▸ The request:
Reproduce the records below exactly as they appear.

▸ Material for this task:
((
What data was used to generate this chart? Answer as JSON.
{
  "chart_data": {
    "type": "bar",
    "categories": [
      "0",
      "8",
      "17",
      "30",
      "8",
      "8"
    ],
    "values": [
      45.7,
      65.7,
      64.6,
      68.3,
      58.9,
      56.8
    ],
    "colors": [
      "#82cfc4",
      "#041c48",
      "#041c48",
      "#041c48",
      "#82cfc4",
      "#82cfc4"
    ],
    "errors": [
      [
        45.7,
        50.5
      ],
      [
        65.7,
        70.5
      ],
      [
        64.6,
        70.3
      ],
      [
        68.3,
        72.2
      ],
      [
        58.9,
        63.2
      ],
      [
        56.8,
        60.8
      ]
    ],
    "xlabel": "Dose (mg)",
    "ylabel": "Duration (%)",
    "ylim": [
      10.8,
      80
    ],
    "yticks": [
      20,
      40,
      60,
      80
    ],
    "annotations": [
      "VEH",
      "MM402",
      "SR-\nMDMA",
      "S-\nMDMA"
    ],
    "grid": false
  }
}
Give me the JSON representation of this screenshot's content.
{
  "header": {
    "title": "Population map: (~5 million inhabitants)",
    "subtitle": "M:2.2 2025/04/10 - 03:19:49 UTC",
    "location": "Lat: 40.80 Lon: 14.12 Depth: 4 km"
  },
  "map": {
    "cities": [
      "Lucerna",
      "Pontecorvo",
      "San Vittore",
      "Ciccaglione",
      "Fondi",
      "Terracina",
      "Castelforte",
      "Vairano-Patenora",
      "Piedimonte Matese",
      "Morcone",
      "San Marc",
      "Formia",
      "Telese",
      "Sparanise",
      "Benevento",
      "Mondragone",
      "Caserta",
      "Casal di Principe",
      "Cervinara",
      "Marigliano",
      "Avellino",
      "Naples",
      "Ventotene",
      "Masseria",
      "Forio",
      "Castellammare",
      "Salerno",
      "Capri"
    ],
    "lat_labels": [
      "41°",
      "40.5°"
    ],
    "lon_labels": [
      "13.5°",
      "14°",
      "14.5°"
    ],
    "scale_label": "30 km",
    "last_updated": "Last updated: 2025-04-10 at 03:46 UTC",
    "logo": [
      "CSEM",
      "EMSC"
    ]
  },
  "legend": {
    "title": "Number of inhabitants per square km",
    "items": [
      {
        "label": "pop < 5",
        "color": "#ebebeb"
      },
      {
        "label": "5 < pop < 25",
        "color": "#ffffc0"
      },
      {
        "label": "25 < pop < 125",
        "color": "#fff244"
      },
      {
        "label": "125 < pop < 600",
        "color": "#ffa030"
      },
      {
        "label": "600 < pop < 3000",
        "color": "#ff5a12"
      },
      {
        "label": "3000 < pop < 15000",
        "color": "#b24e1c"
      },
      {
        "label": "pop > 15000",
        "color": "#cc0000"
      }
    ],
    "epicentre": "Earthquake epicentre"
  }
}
))
▸ Correct answer:
What data was used to generate this chart? Answer as JSON.
{
  "chart_data": {
    "type": "bar",
    "categories": [
      "0",
      "8",
      "17",
      "30",
      "8",
      "8"
    ],
    "values": [
      45.7,
      65.7,
      64.6,
      68.3,
      58.9,
      56.8
    ],
    "colors": [
      "#82cfc4",
      "#041c48",
      "#041c48",
      "#041c48",
      "#82cfc4",
      "#82cfc4"
    ],
    "errors": [
      [
        45.7,
        50.5
      ],
      [
        65.7,
        70.5
      ],
      [
        64.6,
        70.3
      ],
      [
        68.3,
        72.2
      ],
      [
        58.9,
        63.2
      ],
      [
        56.8,
        60.8
      ]
    ],
    "xlabel": "Dose (mg)",
    "ylabel": "Duration (%)",
    "ylim": [
      10.8,
      80
    ],
    "yticks": [
      20,
      40,
      60,
      80
    ],
    "annotations": [
      "VEH",
      "MM402",
      "SR-\nMDMA",
      "S-\nMDMA"
    ],
    "grid": false
  }
}
Give me the JSON representation of this screenshot's content.
{
  "header": {
    "title": "Population map: (~5 million inhabitants)",
    "subtitle": "M:2.2 2025/04/10 - 03:19:49 UTC",
    "location": "Lat: 40.80 Lon: 14.12 Depth: 4 km"
  },
  "map": {
    "cities": [
      "Lucerna",
      "Pontecorvo",
      "San Vittore",
      "Ciccaglione",
      "Fondi",
      "Terracina",
      "Castelforte",
      "Vairano-Patenora",
      "Piedimonte Matese",
      "Morcone",
      "San Marc",
      "Formia",
      "Telese",
      "Sparanise",
      "Benevento",
      "Mondragone",
      "Caserta",
      "Casal di Principe",
      "Cervinara",
      "Marigliano",
      "Avellino",
      "Naples",
      "Ventotene",
      "Masseria",
      "Forio",
      "Castellammare",
      "Salerno",
      "Capri"
    ],
    "lat_labels": [
      "41°",
      "40.5°"
    ],
    "lon_labels": [
      "13.5°",
      "14°",
      "14.5°"
    ],
    "scale_label": "30 km",
    "last_updated": "Last updated: 2025-04-10 at 03:46 UTC",
    "logo": [
      "CSEM",
      "EMSC"
    ]
  },
  "legend": {
    "title": "Number of inhabitants per square km",
    "items": [
      {
        "label": "pop < 5",
        "color": "#ebebeb"
      },
      {
        "label": "5 < pop < 25",
        "color": "#ffffc0"
      },
      {
        "label": "25 < pop < 125",
        "color": "#fff244"
      },
      {
        "label": "125 < pop < 600",
        "color": "#ffa030"
      },
      {
        "label": "600 < pop < 3000",
        "color": "#ff5a12"
      },
      {
        "label": "3000 < pop < 15000",
        "color": "#b24e1c"
      },
      {
        "label": "pop > 15000",
        "color": "#cc0000"
      }
    ],
    "epicentre": "Earthquake epicentre"
  }
}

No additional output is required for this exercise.